### Task to complete
Reproduce the listing below in its entirety. Change nothing.

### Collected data
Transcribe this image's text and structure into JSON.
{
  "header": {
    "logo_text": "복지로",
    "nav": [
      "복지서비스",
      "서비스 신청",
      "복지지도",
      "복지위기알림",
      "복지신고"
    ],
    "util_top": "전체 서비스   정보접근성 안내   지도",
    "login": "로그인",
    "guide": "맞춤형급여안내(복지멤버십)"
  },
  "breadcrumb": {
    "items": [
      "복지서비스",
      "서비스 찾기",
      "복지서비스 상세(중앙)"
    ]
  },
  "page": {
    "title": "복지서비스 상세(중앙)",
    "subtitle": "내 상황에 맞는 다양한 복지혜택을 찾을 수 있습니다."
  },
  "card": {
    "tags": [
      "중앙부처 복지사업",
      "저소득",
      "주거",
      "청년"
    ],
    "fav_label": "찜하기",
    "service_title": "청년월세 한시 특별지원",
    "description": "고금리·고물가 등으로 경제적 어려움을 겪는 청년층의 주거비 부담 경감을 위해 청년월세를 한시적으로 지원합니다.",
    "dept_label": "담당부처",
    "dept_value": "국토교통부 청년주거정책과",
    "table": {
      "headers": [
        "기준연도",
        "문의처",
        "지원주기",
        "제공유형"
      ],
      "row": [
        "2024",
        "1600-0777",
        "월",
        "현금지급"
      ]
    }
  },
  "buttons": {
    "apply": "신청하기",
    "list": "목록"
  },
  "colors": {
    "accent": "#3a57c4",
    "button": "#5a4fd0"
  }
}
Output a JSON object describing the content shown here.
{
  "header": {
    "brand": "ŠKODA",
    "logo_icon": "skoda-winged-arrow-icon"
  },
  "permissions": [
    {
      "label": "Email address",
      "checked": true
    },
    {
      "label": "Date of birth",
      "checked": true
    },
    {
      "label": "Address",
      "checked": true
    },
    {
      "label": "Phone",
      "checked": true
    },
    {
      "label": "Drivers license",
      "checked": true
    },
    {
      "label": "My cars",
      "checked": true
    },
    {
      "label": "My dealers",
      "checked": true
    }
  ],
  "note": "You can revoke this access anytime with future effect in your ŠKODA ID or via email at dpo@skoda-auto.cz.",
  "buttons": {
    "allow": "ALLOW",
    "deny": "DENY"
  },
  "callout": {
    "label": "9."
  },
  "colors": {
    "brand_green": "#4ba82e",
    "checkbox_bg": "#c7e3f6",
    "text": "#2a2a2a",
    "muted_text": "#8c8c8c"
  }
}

### Solution to the exercise
Transcribe this image's text and structure into JSON.
{
  "header": {
    "logo_text": "복지로",
    "nav": [
      "복지서비스",
      "서비스 신청",
      "복지지도",
      "복지위기알림",
      "복지신고"
    ],
    "util_top": "전체 서비스   정보접근성 안내   지도",
    "login": "로그인",
    "guide": "맞춤형급여안내(복지멤버십)"
  },
  "breadcrumb": {
    "items": [
      "복지서비스",
      "서비스 찾기",
      "복지서비스 상세(중앙)"
    ]
  },
  "page": {
    "title": "복지서비스 상세(중앙)",
    "subtitle": "내 상황에 맞는 다양한 복지혜택을 찾을 수 있습니다."
  },
  "card": {
    "tags": [
      "중앙부처 복지사업",
      "저소득",
      "주거",
      "청년"
    ],
    "fav_label": "찜하기",
    "service_title": "청년월세 한시 특별지원",
    "description": "고금리·고물가 등으로 경제적 어려움을 겪는 청년층의 주거비 부담 경감을 위해 청년월세를 한시적으로 지원합니다.",
    "dept_label": "담당부처",
    "dept_value": "국토교통부 청년주거정책과",
    "table": {
      "headers": [
        "기준연도",
        "문의처",
        "지원주기",
        "제공유형"
      ],
      "row": [
        "2024",
        "1600-0777",
        "월",
        "현금지급"
      ]
    }
  },
  "buttons": {
    "apply": "신청하기",
    "list": "목록"
  },
  "colors": {
    "accent": "#3a57c4",
    "button": "#5a4fd0"
  }
}
Output a JSON object describing the content shown here.
{
  "header": {
    "brand": "ŠKODA",
    "logo_icon": "skoda-winged-arrow-icon"
  },
  "permissions": [
    {
      "label": "Email address",
      "checked": true
    },
    {
      "label": "Date of birth",
      "checked": true
    },
    {
      "label": "Address",
      "checked": true
    },
    {
      "label": "Phone",
      "checked": true
    },
    {
      "label": "Drivers license",
      "checked": true
    },
    {
      "label": "My cars",
      "checked": true
    },
    {
      "label": "My dealers",
      "checked": true
    }
  ],
  "note": "You can revoke this access anytime with future effect in your ŠKODA ID or via email at dpo@skoda-auto.cz.",
  "buttons": {
    "allow": "ALLOW",
    "deny": "DENY"
  },
  "callout": {
    "label": "9."
  },
  "colors": {
    "brand_green": "#4ba82e",
    "checkbox_bg": "#c7e3f6",
    "text": "#2a2a2a",
    "muted_text": "#8c8c8c"
  }
}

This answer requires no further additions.